_PROBLEM TO SOLVE_
Extract all data as written.

(Data listing)
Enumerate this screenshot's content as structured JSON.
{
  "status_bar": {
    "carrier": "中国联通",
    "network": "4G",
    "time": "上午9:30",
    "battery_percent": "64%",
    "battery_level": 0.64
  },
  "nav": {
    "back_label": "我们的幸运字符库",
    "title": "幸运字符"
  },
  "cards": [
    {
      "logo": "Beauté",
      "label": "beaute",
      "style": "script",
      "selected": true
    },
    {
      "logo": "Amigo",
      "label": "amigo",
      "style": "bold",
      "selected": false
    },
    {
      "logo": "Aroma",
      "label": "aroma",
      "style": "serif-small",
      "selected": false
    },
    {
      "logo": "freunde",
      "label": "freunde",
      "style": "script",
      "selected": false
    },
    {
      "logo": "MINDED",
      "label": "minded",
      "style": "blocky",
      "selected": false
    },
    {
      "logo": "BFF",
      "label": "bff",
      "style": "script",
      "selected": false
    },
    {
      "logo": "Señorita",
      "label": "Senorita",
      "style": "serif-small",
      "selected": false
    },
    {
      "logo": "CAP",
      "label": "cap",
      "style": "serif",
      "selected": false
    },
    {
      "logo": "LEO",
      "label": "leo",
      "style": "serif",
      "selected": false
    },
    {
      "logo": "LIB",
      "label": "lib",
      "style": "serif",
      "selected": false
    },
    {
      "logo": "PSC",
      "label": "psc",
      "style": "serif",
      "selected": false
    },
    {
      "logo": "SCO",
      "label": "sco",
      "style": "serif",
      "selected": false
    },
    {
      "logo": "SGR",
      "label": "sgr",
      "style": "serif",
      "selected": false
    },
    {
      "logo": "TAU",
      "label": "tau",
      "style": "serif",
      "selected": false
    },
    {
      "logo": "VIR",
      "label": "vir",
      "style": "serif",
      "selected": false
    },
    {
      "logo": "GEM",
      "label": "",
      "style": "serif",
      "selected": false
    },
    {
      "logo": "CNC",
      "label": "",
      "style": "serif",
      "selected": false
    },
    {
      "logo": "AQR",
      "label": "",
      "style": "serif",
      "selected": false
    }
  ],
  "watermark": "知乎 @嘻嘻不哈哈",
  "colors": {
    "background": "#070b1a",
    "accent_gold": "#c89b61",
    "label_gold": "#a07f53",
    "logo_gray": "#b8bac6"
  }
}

_RESULT OF THE TASK_
Enumerate this screenshot's content as structured JSON.
{
  "status_bar": {
    "carrier": "中国联通",
    "network": "4G",
    "time": "上午9:30",
    "battery_percent": "64%",
    "battery_level": 0.64
  },
  "nav": {
    "back_label": "我们的幸运字符库",
    "title": "幸运字符"
  },
  "cards": [
    {
      "logo": "Beauté",
      "label": "beaute",
      "style": "script",
      "selected": true
    },
    {
      "logo": "Amigo",
      "label": "amigo",
      "style": "bold",
      "selected": false
    },
    {
      "logo": "Aroma",
      "label": "aroma",
      "style": "serif-small",
      "selected": false
    },
    {
      "logo": "freunde",
      "label": "freunde",
      "style": "script",
      "selected": false
    },
    {
      "logo": "MINDED",
      "label": "minded",
      "style": "blocky",
      "selected": false
    },
    {
      "logo": "BFF",
      "label": "bff",
      "style": "script",
      "selected": false
    },
    {
      "logo": "Señorita",
      "label": "Senorita",
      "style": "serif-small",
      "selected": false
    },
    {
      "logo": "CAP",
      "label": "cap",
      "style": "serif",
      "selected": false
    },
    {
      "logo": "LEO",
      "label": "leo",
      "style": "serif",
      "selected": false
    },
    {
      "logo": "LIB",
      "label": "lib",
      "style": "serif",
      "selected": false
    },
    {
      "logo": "PSC",
      "label": "psc",
      "style": "serif",
      "selected": false
    },
    {
      "logo": "SCO",
      "label": "sco",
      "style": "serif",
      "selected": false
    },
    {
      "logo": "SGR",
      "label": "sgr",
      "style": "serif",
      "selected": false
    },
    {
      "logo": "TAU",
      "label": "tau",
      "style": "serif",
      "selected": false
    },
    {
      "logo": "VIR",
      "label": "vir",
      "style": "serif",
      "selected": false
    },
    {
      "logo": "GEM",
      "label": "",
      "style": "serif",
      "selected": false
    },
    {
      "logo": "CNC",
      "label": "",
      "style": "serif",
      "selected": false
    },
    {
      "logo": "AQR",
      "label": "",
      "style": "serif",
      "selected": false
    }
  ],
  "watermark": "知乎 @嘻嘻不哈哈",
  "colors": {
    "background": "#070b1a",
    "accent_gold": "#c89b61",
    "label_gold": "#a07f53",
    "logo_gray": "#b8bac6"
  }
}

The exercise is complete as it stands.